**TEXT SHOWN**
━━━━━━━━━━━━━━━━
A PE [private equity] company wants to buy a well performing company with an LBO [Leveraged Buyout Offer] in order to loot the company for as much cash as possible. First the PE firm finds investors, usually retirement funds because they promise extremely unrealistic return percentages, and then they put up about 10% of the purchase price and borrow the rest from a fee loving bank. They get the company.
OK, the first thing the PE firm does is take out a huge amount of loans, or more accurately, they make the successful firm they just bought take out loans in *the name of the firm* -- that means the business is liable, not the PE firm (who also scored a transaction fee from their investors as part of the deal). Then the PE firm fires 5-10% of the company workforce, usually the entire research division and most of customer service, in the name of 'leanness', but what they are really doing is raising as much short term cash as possible. The goal of the PE company is to flip this (formerly) successful business after gutting it of money. If the successful company is a conglomerate, the PE firm 'spins off' and sells the less profitable divisions as separate companies (after loading them with debt).
At this point the PE firm is sitting on a pile of money. First they use this money to pay off the bank loan which they took out to buy the company, which is why banks love PE firms -- fast loans, some paid off, some sold off as arcane securities (CDO's) and huge fees accrued. Next the PE firm issues dividends to themselves for 'leadership', and they may include the CEO, CFO, or board members in this windfall, if those people were instrumental in selling the cash cow company to the PE firm. At this point the PE firm has always made it's money back, maybe more. The firm may stay on for about 3-5 years, milking the cash cow before it dies of starvation, because paying off company debt is federally tax deductible in the USA. Depending on the robustness of the company, they may issue one or more IPO (Initial Public [stock] Offerings) to raise additional money, or alternatively, make the company take out more loans to issue more dividends to the PE firm.
After the PE firm has bleed the formerly healthy company dry of assets, they sell it, or let it go bankrupt, re-investing *as little as possible* back into the company. In the spirit of the 'quick flip', once a PE firm has quadrupled it's investment, the company is often sold to another PE firm, which proceeds to cut deeper, loot harder, until bankruptcy happens.
This will eventually precipitate a crisis of some sort when all these unpayable loans taken out by companies controlled/owned by PE firms come due. The author estimates about 3 million American jobs will be lost from this looting of industry.
In a nutshell, that is what a PE firm does. For more supporting details and additional money making obfuscations, read the book. Kosman really taught me about how Private Equity enriches a handful of connected men at the cost of thousands of jobs.
━━━━━━━━━━━━━━━━
Excerpt from a dataset:
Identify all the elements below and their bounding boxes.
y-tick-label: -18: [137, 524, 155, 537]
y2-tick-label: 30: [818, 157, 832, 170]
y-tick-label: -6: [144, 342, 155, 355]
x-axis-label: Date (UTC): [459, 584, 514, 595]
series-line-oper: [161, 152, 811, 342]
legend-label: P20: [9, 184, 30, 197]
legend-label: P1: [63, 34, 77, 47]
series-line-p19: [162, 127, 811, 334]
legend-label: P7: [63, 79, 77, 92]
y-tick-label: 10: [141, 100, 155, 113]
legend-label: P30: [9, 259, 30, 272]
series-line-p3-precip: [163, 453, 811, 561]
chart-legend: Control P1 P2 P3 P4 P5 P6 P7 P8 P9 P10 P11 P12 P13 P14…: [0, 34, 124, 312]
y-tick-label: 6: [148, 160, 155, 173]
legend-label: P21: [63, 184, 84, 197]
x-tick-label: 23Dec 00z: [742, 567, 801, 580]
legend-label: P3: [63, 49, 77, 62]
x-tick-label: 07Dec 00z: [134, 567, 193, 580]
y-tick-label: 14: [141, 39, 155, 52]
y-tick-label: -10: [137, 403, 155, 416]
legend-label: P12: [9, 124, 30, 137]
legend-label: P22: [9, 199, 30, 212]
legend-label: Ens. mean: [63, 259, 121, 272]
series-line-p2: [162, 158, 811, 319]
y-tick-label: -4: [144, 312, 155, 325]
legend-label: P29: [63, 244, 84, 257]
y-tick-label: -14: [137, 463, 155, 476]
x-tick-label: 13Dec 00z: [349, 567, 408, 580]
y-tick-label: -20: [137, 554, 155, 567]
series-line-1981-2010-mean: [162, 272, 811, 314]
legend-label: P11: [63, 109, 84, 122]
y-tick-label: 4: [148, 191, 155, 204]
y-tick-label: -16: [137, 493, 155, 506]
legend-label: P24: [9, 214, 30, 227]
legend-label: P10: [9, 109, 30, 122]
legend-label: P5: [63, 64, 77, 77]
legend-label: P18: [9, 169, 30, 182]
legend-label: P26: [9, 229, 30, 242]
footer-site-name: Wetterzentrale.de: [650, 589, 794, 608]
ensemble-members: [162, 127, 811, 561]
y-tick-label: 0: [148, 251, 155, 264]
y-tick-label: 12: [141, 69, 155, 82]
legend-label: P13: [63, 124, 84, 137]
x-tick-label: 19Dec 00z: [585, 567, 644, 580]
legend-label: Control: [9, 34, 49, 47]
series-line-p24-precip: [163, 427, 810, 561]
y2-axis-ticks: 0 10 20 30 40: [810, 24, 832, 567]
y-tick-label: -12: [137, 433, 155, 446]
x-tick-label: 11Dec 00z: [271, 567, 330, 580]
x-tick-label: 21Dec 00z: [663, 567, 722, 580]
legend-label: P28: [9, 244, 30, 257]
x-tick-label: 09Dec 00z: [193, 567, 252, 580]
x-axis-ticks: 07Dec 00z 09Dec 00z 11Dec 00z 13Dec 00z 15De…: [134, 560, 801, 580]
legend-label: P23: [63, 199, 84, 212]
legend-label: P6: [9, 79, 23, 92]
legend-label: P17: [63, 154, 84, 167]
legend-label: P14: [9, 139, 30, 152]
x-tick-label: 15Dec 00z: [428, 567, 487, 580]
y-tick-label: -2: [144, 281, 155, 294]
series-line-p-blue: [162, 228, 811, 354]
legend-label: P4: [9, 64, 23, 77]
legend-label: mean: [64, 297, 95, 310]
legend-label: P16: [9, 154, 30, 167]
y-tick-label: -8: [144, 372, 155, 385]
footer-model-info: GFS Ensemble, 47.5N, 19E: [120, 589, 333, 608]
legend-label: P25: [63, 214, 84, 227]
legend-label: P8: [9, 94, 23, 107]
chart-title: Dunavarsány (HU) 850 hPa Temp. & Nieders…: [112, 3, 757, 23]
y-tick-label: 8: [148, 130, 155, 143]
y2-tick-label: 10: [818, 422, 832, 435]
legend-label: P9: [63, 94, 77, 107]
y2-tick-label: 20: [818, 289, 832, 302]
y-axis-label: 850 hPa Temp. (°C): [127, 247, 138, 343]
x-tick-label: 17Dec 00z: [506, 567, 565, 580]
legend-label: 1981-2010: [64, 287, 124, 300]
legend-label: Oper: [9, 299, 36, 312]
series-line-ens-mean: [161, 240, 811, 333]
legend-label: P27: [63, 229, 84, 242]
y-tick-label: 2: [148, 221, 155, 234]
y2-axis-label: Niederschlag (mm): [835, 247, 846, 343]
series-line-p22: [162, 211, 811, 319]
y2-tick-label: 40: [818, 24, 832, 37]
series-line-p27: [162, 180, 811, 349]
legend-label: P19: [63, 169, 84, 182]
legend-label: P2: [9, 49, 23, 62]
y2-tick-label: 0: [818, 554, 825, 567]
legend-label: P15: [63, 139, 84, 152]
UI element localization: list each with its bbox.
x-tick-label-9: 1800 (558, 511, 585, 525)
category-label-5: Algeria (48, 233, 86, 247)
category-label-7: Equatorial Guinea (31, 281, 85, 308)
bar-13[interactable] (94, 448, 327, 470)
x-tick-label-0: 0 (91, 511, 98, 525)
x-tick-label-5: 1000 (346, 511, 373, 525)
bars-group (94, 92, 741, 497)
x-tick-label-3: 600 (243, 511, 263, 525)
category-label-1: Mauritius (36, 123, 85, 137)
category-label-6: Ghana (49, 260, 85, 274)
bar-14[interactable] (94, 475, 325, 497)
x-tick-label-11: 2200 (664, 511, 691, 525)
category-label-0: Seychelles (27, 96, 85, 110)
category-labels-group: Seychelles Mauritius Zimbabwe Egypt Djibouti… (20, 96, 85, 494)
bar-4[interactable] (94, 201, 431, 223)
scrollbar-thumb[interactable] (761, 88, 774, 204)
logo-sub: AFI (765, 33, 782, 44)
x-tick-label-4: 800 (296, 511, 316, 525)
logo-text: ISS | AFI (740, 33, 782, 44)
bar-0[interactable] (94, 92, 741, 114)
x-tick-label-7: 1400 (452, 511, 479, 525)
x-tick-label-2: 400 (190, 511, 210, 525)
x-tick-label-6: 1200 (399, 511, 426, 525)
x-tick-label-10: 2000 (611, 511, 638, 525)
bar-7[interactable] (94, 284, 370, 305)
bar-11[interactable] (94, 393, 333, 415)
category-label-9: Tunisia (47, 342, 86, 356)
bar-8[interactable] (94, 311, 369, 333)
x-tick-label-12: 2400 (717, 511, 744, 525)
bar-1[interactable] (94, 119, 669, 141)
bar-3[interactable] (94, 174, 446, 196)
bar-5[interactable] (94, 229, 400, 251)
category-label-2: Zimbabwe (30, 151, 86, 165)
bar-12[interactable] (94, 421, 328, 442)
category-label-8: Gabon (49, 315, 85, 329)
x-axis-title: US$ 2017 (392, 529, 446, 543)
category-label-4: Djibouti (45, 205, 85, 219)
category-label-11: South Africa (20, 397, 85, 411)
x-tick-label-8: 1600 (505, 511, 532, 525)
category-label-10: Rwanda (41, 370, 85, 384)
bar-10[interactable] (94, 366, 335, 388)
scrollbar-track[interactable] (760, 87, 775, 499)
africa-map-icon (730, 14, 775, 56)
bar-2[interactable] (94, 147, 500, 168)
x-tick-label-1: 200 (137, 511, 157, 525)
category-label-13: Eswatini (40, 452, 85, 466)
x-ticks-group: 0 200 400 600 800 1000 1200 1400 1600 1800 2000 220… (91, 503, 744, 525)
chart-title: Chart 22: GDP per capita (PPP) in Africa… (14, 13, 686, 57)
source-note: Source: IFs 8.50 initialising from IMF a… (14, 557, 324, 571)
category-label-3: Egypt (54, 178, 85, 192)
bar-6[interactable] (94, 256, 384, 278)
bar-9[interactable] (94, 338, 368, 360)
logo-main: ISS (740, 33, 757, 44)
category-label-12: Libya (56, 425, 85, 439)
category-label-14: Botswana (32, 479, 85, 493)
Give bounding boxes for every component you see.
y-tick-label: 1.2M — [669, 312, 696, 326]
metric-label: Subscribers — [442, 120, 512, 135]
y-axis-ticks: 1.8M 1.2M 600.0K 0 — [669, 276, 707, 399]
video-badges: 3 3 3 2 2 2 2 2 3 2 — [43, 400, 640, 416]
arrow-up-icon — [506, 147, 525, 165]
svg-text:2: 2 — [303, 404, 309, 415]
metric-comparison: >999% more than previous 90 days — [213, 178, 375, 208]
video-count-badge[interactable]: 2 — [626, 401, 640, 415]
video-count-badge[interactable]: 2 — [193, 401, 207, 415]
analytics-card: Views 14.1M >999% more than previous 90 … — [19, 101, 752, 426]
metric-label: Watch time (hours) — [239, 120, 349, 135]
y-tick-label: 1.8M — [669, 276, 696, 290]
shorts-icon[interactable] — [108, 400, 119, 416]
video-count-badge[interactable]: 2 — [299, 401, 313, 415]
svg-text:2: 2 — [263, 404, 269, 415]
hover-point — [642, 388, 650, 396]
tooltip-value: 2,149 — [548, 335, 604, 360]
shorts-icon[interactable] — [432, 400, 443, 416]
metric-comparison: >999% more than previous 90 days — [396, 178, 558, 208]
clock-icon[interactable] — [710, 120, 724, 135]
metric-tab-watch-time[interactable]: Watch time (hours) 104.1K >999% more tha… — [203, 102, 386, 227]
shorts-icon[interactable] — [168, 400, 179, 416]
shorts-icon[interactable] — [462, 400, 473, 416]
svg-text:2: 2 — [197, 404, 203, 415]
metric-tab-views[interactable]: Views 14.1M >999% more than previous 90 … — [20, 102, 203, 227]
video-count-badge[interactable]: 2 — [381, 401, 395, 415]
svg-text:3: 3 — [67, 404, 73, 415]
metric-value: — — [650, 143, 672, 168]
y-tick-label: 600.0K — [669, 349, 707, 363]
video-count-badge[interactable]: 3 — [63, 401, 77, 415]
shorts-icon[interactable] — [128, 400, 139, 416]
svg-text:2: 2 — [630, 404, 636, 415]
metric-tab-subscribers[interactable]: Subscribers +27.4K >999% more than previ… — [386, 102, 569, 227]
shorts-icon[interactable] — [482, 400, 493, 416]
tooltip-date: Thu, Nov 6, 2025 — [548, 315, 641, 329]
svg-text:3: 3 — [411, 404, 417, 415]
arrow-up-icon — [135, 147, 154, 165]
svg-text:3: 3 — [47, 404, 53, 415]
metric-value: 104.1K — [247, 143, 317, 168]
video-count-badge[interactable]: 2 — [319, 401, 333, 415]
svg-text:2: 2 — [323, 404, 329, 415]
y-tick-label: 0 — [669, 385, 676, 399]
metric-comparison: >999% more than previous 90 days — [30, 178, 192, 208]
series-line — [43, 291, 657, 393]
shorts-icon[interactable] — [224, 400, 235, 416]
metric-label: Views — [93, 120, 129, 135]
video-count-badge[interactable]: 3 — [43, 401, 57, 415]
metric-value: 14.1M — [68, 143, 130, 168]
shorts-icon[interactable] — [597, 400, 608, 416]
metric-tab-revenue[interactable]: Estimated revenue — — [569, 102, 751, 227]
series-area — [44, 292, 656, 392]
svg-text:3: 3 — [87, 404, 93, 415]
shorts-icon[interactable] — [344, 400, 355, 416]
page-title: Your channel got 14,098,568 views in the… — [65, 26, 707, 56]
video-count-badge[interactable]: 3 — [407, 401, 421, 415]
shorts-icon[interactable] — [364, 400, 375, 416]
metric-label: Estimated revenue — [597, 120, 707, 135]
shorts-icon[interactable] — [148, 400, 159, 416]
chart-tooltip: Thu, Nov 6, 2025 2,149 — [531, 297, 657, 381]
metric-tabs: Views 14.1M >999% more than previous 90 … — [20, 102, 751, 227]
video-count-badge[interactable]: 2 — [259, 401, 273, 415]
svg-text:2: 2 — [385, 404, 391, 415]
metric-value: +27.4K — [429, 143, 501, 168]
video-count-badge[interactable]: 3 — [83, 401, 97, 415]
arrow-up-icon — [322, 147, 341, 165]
━━━━━━━━━━━━━━━━
**EXERCISE REQUIREMENTS**
a. According to the private equity text, how many American jobs does the author estimate will be lost?
b. Write out the listing from its first line down to the line containing "legend-label: P18: [9, 169, 30, 182]", with both of those lines included.

**TASK RESPONSES**
a. About 3 million.

b.
Identify all the elements below and their bounding boxes.
y-tick-label: -18: [137, 524, 155, 537]
y2-tick-label: 30: [818, 157, 832, 170]
y-tick-label: -6: [144, 342, 155, 355]
x-axis-label: Date (UTC): [459, 584, 514, 595]
series-line-oper: [161, 152, 811, 342]
legend-label: P20: [9, 184, 30, 197]
legend-label: P1: [63, 34, 77, 47]
series-line-p19: [162, 127, 811, 334]
legend-label: P7: [63, 79, 77, 92]
y-tick-label: 10: [141, 100, 155, 113]
legend-label: P30: [9, 259, 30, 272]
series-line-p3-precip: [163, 453, 811, 561]
chart-legend: Control P1 P2 P3 P4 P5 P6 P7 P8 P9 P10 P11 P12 P13 P14…: [0, 34, 124, 312]
y-tick-label: 6: [148, 160, 155, 173]
legend-label: P21: [63, 184, 84, 197]
x-tick-label: 23Dec 00z: [742, 567, 801, 580]
legend-label: P3: [63, 49, 77, 62]
x-tick-label: 07Dec 00z: [134, 567, 193, 580]
y-tick-label: 14: [141, 39, 155, 52]
y-tick-label: -10: [137, 403, 155, 416]
legend-label: P12: [9, 124, 30, 137]
legend-label: P22: [9, 199, 30, 212]
legend-label: Ens. mean: [63, 259, 121, 272]
series-line-p2: [162, 158, 811, 319]
y-tick-label: -4: [144, 312, 155, 325]
legend-label: P29: [63, 244, 84, 257]
y-tick-label: -14: [137, 463, 155, 476]
x-tick-label: 13Dec 00z: [349, 567, 408, 580]
y-tick-label: -20: [137, 554, 155, 567]
series-line-1981-2010-mean: [162, 272, 811, 314]
legend-label: P11: [63, 109, 84, 122]
y-tick-label: 4: [148, 191, 155, 204]
y-tick-label: -16: [137, 493, 155, 506]
legend-label: P24: [9, 214, 30, 227]
legend-label: P10: [9, 109, 30, 122]
legend-label: P5: [63, 64, 77, 77]
legend-label: P18: [9, 169, 30, 182]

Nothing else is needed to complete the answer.